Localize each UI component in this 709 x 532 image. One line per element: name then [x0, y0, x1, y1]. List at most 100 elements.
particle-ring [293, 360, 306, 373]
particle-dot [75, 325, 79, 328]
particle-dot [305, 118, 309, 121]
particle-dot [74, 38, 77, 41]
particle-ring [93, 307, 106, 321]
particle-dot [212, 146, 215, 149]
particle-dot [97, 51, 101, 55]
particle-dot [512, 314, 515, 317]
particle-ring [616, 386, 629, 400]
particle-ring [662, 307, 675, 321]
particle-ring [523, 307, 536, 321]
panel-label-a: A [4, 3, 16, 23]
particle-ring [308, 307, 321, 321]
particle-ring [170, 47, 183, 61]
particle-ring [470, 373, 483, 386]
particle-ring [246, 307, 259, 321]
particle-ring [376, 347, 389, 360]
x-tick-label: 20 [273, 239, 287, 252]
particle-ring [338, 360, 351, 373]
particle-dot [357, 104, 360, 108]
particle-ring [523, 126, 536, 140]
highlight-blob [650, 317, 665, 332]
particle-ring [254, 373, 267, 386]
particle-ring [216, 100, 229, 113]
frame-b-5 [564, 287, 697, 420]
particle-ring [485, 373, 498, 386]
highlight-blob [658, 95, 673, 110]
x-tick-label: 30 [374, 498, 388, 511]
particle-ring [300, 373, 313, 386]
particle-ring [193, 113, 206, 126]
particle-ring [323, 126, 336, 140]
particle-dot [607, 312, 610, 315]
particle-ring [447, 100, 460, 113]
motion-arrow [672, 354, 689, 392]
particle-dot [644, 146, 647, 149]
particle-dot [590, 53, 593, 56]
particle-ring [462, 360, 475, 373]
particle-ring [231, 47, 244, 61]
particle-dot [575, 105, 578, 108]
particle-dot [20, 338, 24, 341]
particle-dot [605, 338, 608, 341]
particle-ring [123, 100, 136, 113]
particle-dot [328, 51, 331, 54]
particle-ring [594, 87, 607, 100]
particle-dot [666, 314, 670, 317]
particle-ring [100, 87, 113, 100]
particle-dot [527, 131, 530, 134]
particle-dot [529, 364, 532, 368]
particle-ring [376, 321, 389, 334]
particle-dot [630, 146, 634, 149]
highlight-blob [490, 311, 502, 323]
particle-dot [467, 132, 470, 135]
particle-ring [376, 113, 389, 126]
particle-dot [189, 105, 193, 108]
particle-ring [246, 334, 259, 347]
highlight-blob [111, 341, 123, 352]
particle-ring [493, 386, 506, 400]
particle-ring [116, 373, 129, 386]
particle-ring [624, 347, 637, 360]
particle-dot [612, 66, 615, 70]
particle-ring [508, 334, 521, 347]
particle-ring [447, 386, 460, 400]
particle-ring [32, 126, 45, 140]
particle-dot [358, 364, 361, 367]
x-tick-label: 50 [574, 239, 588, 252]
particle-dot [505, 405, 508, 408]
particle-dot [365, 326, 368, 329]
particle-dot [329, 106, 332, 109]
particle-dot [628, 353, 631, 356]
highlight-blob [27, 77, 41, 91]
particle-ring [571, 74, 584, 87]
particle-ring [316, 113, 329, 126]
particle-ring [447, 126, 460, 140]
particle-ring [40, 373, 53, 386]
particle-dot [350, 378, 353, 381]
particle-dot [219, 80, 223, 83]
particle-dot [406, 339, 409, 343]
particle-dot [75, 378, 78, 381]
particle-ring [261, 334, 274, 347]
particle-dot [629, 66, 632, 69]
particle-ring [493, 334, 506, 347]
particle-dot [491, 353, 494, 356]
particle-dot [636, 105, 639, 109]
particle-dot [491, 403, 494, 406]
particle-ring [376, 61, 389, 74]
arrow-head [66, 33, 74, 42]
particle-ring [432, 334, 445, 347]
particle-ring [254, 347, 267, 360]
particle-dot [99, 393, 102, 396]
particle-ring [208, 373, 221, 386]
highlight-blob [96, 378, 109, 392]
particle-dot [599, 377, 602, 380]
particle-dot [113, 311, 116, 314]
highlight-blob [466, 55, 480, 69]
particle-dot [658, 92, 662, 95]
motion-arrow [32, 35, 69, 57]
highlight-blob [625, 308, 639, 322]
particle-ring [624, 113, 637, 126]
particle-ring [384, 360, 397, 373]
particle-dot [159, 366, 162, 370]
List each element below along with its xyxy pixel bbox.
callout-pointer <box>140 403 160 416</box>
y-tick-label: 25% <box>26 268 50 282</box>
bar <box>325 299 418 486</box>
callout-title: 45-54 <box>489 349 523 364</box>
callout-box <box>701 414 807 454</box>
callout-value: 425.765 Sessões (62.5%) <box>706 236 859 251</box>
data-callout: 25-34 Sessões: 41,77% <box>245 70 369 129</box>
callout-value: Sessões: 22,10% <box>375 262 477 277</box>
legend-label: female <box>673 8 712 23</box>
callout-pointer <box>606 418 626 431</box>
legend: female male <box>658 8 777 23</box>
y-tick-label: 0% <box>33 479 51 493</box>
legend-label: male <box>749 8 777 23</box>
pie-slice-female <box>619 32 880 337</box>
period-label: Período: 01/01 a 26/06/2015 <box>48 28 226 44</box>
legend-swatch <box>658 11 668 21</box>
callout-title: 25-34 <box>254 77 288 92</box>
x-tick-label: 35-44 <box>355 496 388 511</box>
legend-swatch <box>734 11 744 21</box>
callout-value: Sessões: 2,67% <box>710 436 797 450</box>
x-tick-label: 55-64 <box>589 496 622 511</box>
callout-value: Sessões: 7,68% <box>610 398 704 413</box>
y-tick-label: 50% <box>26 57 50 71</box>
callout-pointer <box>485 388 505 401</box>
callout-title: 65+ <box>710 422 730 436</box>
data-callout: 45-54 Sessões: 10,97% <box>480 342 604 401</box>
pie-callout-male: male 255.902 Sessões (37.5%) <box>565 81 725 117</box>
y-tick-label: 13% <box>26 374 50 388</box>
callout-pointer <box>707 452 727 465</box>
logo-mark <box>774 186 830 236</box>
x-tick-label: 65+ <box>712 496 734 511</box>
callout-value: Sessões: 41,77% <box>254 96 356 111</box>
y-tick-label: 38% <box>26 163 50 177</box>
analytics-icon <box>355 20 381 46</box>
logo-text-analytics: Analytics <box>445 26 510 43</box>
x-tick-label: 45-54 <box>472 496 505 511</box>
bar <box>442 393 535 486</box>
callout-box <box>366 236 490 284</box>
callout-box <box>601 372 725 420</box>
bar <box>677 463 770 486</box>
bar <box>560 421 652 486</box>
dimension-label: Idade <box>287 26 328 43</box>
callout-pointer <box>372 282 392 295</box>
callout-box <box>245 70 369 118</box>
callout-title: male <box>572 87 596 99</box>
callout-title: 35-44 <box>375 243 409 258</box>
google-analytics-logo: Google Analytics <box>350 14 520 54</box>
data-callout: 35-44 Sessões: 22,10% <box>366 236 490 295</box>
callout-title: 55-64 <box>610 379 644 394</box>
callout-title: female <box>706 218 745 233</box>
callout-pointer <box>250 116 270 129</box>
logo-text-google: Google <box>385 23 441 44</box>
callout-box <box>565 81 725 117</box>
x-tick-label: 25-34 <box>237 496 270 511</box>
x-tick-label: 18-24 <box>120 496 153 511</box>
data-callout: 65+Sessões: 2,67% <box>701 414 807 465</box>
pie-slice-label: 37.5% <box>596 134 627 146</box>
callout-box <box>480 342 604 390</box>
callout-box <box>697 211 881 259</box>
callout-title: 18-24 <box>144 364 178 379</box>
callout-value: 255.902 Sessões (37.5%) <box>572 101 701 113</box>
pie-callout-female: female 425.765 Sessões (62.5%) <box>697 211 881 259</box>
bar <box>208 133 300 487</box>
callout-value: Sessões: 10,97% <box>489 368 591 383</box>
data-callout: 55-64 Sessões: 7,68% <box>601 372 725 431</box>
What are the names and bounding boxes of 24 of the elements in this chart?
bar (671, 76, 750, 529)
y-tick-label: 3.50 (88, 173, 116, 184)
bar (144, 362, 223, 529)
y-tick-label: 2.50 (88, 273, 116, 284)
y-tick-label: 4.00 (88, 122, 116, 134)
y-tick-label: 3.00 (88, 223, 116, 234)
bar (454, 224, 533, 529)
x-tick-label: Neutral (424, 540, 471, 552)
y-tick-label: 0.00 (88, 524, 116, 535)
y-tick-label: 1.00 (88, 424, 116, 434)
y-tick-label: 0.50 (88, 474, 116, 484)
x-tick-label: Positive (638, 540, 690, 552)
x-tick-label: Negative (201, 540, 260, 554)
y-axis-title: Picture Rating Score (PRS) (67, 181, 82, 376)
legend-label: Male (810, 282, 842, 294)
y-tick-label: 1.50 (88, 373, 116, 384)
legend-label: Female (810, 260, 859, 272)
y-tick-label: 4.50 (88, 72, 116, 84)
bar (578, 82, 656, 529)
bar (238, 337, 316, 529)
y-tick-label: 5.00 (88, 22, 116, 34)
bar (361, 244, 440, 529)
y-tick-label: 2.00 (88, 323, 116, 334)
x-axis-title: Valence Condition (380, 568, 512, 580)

──────────

#### [AIM]
Count how many rows above contain the word "List", and reply with only that number.

#### [RESULT BELOW]
2